* **Written exercise**: Make an exact copy of all the entries, with the pictures left out.

+-------+

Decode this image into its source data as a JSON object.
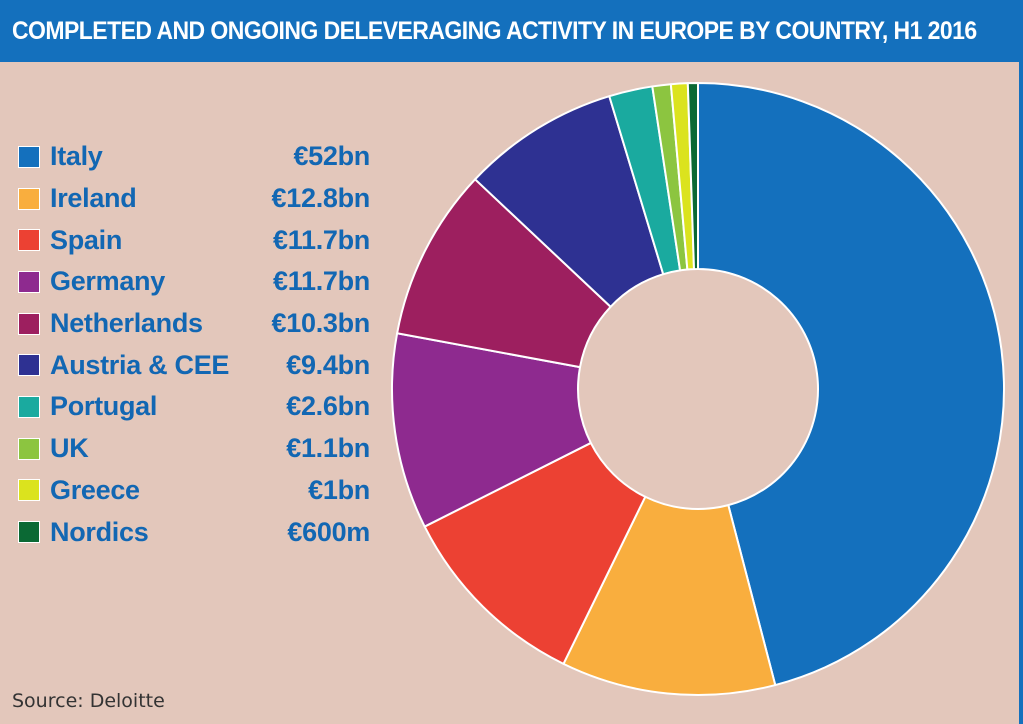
{
  "header": {
    "title": "COMPLETED AND ONGOING DELEVERAGING ACTIVITY IN EUROPE BY COUNTRY, H1 2016"
  },
  "footer": {
    "source": "Source: Deloitte"
  },
  "chart_data": {
    "type": "pie",
    "title": "COMPLETED AND ONGOING DELEVERAGING ACTIVITY IN EUROPE BY COUNTRY, H1 2016",
    "donut": true,
    "legend_position": "left",
    "unit": "€bn",
    "slices": [
      {
        "label": "Italy",
        "value_label": "€52bn",
        "value": 52,
        "color": "#1470bd"
      },
      {
        "label": "Ireland",
        "value_label": "€12.8bn",
        "value": 12.8,
        "color": "#f9ae3e"
      },
      {
        "label": "Spain",
        "value_label": "€11.7bn",
        "value": 11.7,
        "color": "#ec4133"
      },
      {
        "label": "Germany",
        "value_label": "€11.7bn",
        "value": 11.7,
        "color": "#8e2a8f"
      },
      {
        "label": "Netherlands",
        "value_label": "€10.3bn",
        "value": 10.3,
        "color": "#9d1f5f"
      },
      {
        "label": "Austria & CEE",
        "value_label": "€9.4bn",
        "value": 9.4,
        "color": "#2e3192"
      },
      {
        "label": "Portugal",
        "value_label": "€2.6bn",
        "value": 2.6,
        "color": "#1aaa9f"
      },
      {
        "label": "UK",
        "value_label": "€1.1bn",
        "value": 1.1,
        "color": "#8cc540"
      },
      {
        "label": "Greece",
        "value_label": "€1bn",
        "value": 1.0,
        "color": "#dbe31e"
      },
      {
        "label": "Nordics",
        "value_label": "€600m",
        "value": 0.6,
        "color": "#0b6934"
      }
    ]
  }
}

+-------+

* **Written answer**:
Decode this image into its source data as a JSON object.
{
  "header": {
    "title": "COMPLETED AND ONGOING DELEVERAGING ACTIVITY IN EUROPE BY COUNTRY, H1 2016"
  },
  "footer": {
    "source": "Source: Deloitte"
  },
  "chart_data": {
    "type": "pie",
    "title": "COMPLETED AND ONGOING DELEVERAGING ACTIVITY IN EUROPE BY COUNTRY, H1 2016",
    "donut": true,
    "legend_position": "left",
    "unit": "€bn",
    "slices": [
      {
        "label": "Italy",
        "value_label": "€52bn",
        "value": 52,
        "color": "#1470bd"
      },
      {
        "label": "Ireland",
        "value_label": "€12.8bn",
        "value": 12.8,
        "color": "#f9ae3e"
      },
      {
        "label": "Spain",
        "value_label": "€11.7bn",
        "value": 11.7,
        "color": "#ec4133"
      },
      {
        "label": "Germany",
        "value_label": "€11.7bn",
        "value": 11.7,
        "color": "#8e2a8f"
      },
      {
        "label": "Netherlands",
        "value_label": "€10.3bn",
        "value": 10.3,
        "color": "#9d1f5f"
      },
      {
        "label": "Austria & CEE",
        "value_label": "€9.4bn",
        "value": 9.4,
        "color": "#2e3192"
      },
      {
        "label": "Portugal",
        "value_label": "€2.6bn",
        "value": 2.6,
        "color": "#1aaa9f"
      },
      {
        "label": "UK",
        "value_label": "€1.1bn",
        "value": 1.1,
        "color": "#8cc540"
      },
      {
        "label": "Greece",
        "value_label": "€1bn",
        "value": 1.0,
        "color": "#dbe31e"
      },
      {
        "label": "Nordics",
        "value_label": "€600m",
        "value": 0.6,
        "color": "#0b6934"
      }
    ]
  }
}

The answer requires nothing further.